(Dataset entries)
+===+
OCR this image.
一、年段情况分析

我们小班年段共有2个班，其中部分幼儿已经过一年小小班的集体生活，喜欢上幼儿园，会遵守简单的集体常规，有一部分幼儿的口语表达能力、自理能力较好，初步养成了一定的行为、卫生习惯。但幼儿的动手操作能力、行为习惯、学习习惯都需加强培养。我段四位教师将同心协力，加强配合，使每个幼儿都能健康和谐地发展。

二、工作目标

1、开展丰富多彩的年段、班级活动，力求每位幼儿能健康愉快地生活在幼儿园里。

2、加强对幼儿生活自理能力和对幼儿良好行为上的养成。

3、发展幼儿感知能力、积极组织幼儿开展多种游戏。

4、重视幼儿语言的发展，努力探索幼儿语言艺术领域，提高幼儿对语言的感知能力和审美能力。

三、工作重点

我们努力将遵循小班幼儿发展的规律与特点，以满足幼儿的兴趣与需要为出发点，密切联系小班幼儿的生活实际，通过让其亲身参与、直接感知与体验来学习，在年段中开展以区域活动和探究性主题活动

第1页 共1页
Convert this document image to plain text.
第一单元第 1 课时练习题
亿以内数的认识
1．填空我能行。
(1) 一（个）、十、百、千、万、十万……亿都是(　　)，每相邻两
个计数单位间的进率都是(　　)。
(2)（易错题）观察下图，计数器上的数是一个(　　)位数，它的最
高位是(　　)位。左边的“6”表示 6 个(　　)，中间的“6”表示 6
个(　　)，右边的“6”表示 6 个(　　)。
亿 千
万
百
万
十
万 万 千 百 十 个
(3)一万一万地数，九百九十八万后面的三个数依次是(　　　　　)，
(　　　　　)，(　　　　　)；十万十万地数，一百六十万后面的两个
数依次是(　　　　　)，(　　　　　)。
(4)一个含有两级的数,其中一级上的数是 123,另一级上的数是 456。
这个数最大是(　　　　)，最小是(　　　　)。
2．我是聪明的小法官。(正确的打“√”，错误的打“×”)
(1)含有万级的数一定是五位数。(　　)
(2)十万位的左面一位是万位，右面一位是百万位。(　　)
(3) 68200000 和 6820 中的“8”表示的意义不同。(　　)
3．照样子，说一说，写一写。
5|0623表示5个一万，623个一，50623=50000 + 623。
+===+
-- REQUIRED WORK --
Quote the entire listing above exactly.

-- REPLY --
OCR this image.
一、年段情况分析

我们小班年段共有2个班，其中部分幼儿已经过一年小小班的集体生活，喜欢上幼儿园，会遵守简单的集体常规，有一部分幼儿的口语表达能力、自理能力较好，初步养成了一定的行为、卫生习惯。但幼儿的动手操作能力、行为习惯、学习习惯都需加强培养。我段四位教师将同心协力，加强配合，使每个幼儿都能健康和谐地发展。

二、工作目标

1、开展丰富多彩的年段、班级活动，力求每位幼儿能健康愉快地生活在幼儿园里。

2、加强对幼儿生活自理能力和对幼儿良好行为上的养成。

3、发展幼儿感知能力、积极组织幼儿开展多种游戏。

4、重视幼儿语言的发展，努力探索幼儿语言艺术领域，提高幼儿对语言的感知能力和审美能力。

三、工作重点

我们努力将遵循小班幼儿发展的规律与特点，以满足幼儿的兴趣与需要为出发点，密切联系小班幼儿的生活实际，通过让其亲身参与、直接感知与体验来学习，在年段中开展以区域活动和探究性主题活动

第1页 共1页
Convert this document image to plain text.
第一单元第 1 课时练习题
亿以内数的认识
1．填空我能行。
(1) 一（个）、十、百、千、万、十万……亿都是(　　)，每相邻两
个计数单位间的进率都是(　　)。
(2)（易错题）观察下图，计数器上的数是一个(　　)位数，它的最
高位是(　　)位。左边的“6”表示 6 个(　　)，中间的“6”表示 6
个(　　)，右边的“6”表示 6 个(　　)。
亿 千
万
百
万
十
万 万 千 百 十 个
(3)一万一万地数，九百九十八万后面的三个数依次是(　　　　　)，
(　　　　　)，(　　　　　)；十万十万地数，一百六十万后面的两个
数依次是(　　　　　)，(　　　　　)。
(4)一个含有两级的数,其中一级上的数是 123,另一级上的数是 456。
这个数最大是(　　　　)，最小是(　　　　)。
2．我是聪明的小法官。(正确的打“√”，错误的打“×”)
(1)含有万级的数一定是五位数。(　　)
(2)十万位的左面一位是万位，右面一位是百万位。(　　)
(3) 68200000 和 6820 中的“8”表示的意义不同。(　　)
3．照样子，说一说，写一写。
5|0623表示5个一万，623个一，50623=50000 + 623。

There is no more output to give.